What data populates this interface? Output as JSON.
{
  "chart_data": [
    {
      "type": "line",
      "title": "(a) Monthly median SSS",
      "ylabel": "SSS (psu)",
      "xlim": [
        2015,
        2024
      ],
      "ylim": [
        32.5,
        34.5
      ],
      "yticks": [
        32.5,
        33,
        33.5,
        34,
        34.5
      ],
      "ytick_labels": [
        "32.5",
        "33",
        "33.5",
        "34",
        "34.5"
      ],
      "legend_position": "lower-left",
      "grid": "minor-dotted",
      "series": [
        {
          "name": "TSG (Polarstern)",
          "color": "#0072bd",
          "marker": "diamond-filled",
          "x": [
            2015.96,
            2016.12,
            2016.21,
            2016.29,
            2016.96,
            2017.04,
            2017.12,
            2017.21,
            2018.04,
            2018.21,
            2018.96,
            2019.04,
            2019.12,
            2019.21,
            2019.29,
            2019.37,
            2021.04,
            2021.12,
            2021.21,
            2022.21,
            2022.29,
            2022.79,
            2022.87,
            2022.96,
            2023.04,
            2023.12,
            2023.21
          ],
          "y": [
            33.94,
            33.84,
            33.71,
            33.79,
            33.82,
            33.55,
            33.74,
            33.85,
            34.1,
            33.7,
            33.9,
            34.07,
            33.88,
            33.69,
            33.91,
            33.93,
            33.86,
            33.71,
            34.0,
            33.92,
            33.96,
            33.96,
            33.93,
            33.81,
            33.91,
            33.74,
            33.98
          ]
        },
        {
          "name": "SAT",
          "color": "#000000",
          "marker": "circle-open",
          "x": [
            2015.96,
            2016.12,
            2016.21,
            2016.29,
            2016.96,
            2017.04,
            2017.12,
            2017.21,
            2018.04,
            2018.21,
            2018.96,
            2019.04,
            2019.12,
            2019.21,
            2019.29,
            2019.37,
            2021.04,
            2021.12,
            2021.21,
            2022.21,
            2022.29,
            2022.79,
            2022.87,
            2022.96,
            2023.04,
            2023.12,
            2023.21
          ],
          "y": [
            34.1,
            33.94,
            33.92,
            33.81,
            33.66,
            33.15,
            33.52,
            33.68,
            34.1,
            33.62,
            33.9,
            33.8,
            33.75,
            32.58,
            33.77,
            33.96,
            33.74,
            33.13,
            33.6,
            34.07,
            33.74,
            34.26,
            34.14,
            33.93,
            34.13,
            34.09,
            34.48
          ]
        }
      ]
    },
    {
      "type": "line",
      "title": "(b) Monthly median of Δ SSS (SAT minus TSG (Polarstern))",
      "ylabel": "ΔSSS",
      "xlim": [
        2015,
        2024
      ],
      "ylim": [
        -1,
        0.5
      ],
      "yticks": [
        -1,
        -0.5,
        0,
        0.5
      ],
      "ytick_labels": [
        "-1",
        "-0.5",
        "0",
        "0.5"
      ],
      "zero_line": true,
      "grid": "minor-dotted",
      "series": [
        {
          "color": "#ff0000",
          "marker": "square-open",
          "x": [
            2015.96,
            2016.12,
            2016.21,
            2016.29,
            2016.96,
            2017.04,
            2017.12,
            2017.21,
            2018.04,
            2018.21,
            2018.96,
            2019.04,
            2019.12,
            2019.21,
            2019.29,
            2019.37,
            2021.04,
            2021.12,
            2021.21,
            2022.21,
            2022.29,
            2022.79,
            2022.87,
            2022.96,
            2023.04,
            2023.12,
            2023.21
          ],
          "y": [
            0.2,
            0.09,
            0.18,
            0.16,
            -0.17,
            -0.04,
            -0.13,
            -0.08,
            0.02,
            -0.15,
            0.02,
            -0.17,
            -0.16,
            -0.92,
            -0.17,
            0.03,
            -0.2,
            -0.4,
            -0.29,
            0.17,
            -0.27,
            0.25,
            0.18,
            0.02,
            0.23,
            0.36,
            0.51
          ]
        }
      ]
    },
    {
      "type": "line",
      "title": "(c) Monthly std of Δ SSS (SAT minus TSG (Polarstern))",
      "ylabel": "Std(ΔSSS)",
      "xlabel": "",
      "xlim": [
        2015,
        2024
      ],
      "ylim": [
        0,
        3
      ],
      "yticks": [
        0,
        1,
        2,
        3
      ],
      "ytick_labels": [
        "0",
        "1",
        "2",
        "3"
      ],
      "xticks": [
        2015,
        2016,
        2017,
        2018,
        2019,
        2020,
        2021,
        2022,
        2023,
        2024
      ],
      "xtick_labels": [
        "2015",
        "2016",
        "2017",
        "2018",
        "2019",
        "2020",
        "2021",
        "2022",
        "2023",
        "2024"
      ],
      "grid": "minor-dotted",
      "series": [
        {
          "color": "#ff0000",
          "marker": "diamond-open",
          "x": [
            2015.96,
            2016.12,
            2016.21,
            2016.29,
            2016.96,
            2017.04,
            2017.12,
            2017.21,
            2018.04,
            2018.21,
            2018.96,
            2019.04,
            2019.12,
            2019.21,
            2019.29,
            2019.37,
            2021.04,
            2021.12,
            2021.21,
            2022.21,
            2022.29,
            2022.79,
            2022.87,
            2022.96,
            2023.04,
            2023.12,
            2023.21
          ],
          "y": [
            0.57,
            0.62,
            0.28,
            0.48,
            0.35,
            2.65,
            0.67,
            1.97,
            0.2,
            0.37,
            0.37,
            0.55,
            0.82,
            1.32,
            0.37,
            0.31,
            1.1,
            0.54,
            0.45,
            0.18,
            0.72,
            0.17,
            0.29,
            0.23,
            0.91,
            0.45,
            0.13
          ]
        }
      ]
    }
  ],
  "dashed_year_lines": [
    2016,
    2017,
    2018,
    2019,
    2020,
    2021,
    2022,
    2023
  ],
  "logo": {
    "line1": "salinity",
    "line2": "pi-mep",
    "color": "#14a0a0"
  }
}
--------
> **What the task asks**
Reproduce each line verbatim.

> **Reply to the task**
What data populates this interface? Output as JSON.
{
  "chart_data": [
    {
      "type": "line",
      "title": "(a) Monthly median SSS",
      "ylabel": "SSS (psu)",
      "xlim": [
        2015,
        2024
      ],
      "ylim": [
        32.5,
        34.5
      ],
      "yticks": [
        32.5,
        33,
        33.5,
        34,
        34.5
      ],
      "ytick_labels": [
        "32.5",
        "33",
        "33.5",
        "34",
        "34.5"
      ],
      "legend_position": "lower-left",
      "grid": "minor-dotted",
      "series": [
        {
          "name": "TSG (Polarstern)",
          "color": "#0072bd",
          "marker": "diamond-filled",
          "x": [
            2015.96,
            2016.12,
            2016.21,
            2016.29,
            2016.96,
            2017.04,
            2017.12,
            2017.21,
            2018.04,
            2018.21,
            2018.96,
            2019.04,
            2019.12,
            2019.21,
            2019.29,
            2019.37,
            2021.04,
            2021.12,
            2021.21,
            2022.21,
            2022.29,
            2022.79,
            2022.87,
            2022.96,
            2023.04,
            2023.12,
            2023.21
          ],
          "y": [
            33.94,
            33.84,
            33.71,
            33.79,
            33.82,
            33.55,
            33.74,
            33.85,
            34.1,
            33.7,
            33.9,
            34.07,
            33.88,
            33.69,
            33.91,
            33.93,
            33.86,
            33.71,
            34.0,
            33.92,
            33.96,
            33.96,
            33.93,
            33.81,
            33.91,
            33.74,
            33.98
          ]
        },
        {
          "name": "SAT",
          "color": "#000000",
          "marker": "circle-open",
          "x": [
            2015.96,
            2016.12,
            2016.21,
            2016.29,
            2016.96,
            2017.04,
            2017.12,
            2017.21,
            2018.04,
            2018.21,
            2018.96,
            2019.04,
            2019.12,
            2019.21,
            2019.29,
            2019.37,
            2021.04,
            2021.12,
            2021.21,
            2022.21,
            2022.29,
            2022.79,
            2022.87,
            2022.96,
            2023.04,
            2023.12,
            2023.21
          ],
          "y": [
            34.1,
            33.94,
            33.92,
            33.81,
            33.66,
            33.15,
            33.52,
            33.68,
            34.1,
            33.62,
            33.9,
            33.8,
            33.75,
            32.58,
            33.77,
            33.96,
            33.74,
            33.13,
            33.6,
            34.07,
            33.74,
            34.26,
            34.14,
            33.93,
            34.13,
            34.09,
            34.48
          ]
        }
      ]
    },
    {
      "type": "line",
      "title": "(b) Monthly median of Δ SSS (SAT minus TSG (Polarstern))",
      "ylabel": "ΔSSS",
      "xlim": [
        2015,
        2024
      ],
      "ylim": [
        -1,
        0.5
      ],
      "yticks": [
        -1,
        -0.5,
        0,
        0.5
      ],
      "ytick_labels": [
        "-1",
        "-0.5",
        "0",
        "0.5"
      ],
      "zero_line": true,
      "grid": "minor-dotted",
      "series": [
        {
          "color": "#ff0000",
          "marker": "square-open",
          "x": [
            2015.96,
            2016.12,
            2016.21,
            2016.29,
            2016.96,
            2017.04,
            2017.12,
            2017.21,
            2018.04,
            2018.21,
            2018.96,
            2019.04,
            2019.12,
            2019.21,
            2019.29,
            2019.37,
            2021.04,
            2021.12,
            2021.21,
            2022.21,
            2022.29,
            2022.79,
            2022.87,
            2022.96,
            2023.04,
            2023.12,
            2023.21
          ],
          "y": [
            0.2,
            0.09,
            0.18,
            0.16,
            -0.17,
            -0.04,
            -0.13,
            -0.08,
            0.02,
            -0.15,
            0.02,
            -0.17,
            -0.16,
            -0.92,
            -0.17,
            0.03,
            -0.2,
            -0.4,
            -0.29,
            0.17,
            -0.27,
            0.25,
            0.18,
            0.02,
            0.23,
            0.36,
            0.51
          ]
        }
      ]
    },
    {
      "type": "line",
      "title": "(c) Monthly std of Δ SSS (SAT minus TSG (Polarstern))",
      "ylabel": "Std(ΔSSS)",
      "xlabel": "",
      "xlim": [
        2015,
        2024
      ],
      "ylim": [
        0,
        3
      ],
      "yticks": [
        0,
        1,
        2,
        3
      ],
      "ytick_labels": [
        "0",
        "1",
        "2",
        "3"
      ],
      "xticks": [
        2015,
        2016,
        2017,
        2018,
        2019,
        2020,
        2021,
        2022,
        2023,
        2024
      ],
      "xtick_labels": [
        "2015",
        "2016",
        "2017",
        "2018",
        "2019",
        "2020",
        "2021",
        "2022",
        "2023",
        "2024"
      ],
      "grid": "minor-dotted",
      "series": [
        {
          "color": "#ff0000",
          "marker": "diamond-open",
          "x": [
            2015.96,
            2016.12,
            2016.21,
            2016.29,
            2016.96,
            2017.04,
            2017.12,
            2017.21,
            2018.04,
            2018.21,
            2018.96,
            2019.04,
            2019.12,
            2019.21,
            2019.29,
            2019.37,
            2021.04,
            2021.12,
            2021.21,
            2022.21,
            2022.29,
            2022.79,
            2022.87,
            2022.96,
            2023.04,
            2023.12,
            2023.21
          ],
          "y": [
            0.57,
            0.62,
            0.28,
            0.48,
            0.35,
            2.65,
            0.67,
            1.97,
            0.2,
            0.37,
            0.37,
            0.55,
            0.82,
            1.32,
            0.37,
            0.31,
            1.1,
            0.54,
            0.45,
            0.18,
            0.72,
            0.17,
            0.29,
            0.23,
            0.91,
            0.45,
            0.13
          ]
        }
      ]
    }
  ],
  "dashed_year_lines": [
    2016,
    2017,
    2018,
    2019,
    2020,
    2021,
    2022,
    2023
  ],
  "logo": {
    "line1": "salinity",
    "line2": "pi-mep",
    "color": "#14a0a0"
  }
}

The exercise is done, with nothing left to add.